What to produce: Count each line in which the word "position" appears. Reply with the total and nothing more.
* START *
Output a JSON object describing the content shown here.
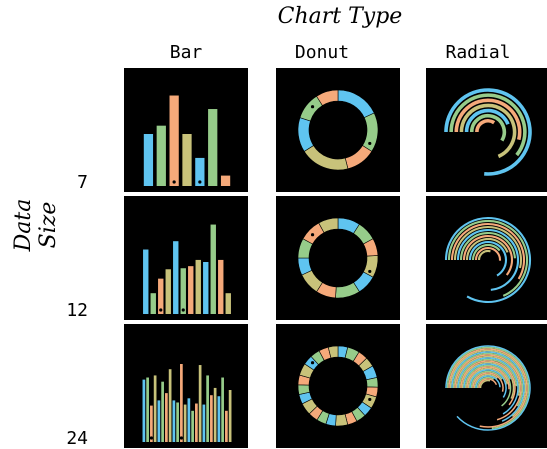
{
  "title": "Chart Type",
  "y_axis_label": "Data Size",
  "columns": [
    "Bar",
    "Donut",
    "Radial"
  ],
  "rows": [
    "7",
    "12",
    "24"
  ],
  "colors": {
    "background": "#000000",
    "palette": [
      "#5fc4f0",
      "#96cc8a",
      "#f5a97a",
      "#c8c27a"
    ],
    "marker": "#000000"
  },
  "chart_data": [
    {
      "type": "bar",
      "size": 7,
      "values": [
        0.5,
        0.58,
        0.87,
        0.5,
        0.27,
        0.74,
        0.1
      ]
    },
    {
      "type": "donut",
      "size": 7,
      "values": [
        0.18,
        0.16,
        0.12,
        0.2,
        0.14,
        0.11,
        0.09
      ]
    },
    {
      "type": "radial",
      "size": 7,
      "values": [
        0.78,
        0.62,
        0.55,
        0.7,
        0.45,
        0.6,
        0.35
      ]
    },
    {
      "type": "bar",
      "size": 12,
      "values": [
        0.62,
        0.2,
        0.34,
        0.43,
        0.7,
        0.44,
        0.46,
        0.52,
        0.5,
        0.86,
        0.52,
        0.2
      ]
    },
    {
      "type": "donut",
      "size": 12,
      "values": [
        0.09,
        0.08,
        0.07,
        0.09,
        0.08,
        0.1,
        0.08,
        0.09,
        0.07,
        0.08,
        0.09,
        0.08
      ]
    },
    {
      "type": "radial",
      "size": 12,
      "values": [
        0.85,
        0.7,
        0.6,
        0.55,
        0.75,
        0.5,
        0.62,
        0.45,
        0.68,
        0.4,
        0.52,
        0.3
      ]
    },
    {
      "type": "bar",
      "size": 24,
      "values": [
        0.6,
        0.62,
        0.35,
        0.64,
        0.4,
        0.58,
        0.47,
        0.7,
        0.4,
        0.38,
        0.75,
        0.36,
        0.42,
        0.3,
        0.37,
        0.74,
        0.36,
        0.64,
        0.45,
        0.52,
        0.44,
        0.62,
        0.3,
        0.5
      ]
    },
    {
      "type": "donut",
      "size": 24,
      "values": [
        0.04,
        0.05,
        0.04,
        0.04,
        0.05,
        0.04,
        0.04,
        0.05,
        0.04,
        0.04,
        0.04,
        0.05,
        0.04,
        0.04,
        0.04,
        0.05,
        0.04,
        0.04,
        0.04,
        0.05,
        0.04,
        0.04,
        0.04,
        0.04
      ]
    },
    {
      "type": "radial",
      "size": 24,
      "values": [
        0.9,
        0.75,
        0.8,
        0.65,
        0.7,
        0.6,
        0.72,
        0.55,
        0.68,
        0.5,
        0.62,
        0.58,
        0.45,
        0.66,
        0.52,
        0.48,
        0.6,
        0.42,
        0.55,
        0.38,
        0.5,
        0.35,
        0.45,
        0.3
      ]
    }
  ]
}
* END *
* START *
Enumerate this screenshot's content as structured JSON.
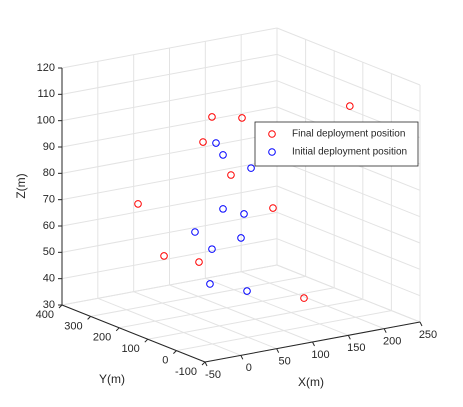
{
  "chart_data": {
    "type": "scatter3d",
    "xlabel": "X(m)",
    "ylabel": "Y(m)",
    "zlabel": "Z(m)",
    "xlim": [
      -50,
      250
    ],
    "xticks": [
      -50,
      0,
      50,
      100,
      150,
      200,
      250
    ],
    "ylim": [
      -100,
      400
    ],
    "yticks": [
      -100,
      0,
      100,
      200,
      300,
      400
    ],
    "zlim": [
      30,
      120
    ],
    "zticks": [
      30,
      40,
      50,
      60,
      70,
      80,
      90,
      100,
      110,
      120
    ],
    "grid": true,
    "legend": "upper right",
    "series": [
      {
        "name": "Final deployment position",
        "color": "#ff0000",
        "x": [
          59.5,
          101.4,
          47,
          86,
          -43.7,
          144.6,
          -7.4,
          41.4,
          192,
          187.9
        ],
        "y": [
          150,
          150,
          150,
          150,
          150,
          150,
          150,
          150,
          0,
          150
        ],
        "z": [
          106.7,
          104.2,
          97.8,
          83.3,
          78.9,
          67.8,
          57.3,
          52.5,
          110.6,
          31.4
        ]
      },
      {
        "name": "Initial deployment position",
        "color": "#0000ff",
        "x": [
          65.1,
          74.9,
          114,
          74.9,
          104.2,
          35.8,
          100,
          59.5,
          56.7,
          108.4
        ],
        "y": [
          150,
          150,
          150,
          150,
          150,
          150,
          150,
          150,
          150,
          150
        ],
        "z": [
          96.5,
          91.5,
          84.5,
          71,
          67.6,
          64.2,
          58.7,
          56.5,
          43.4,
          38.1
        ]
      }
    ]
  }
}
* END *
Task solution: 2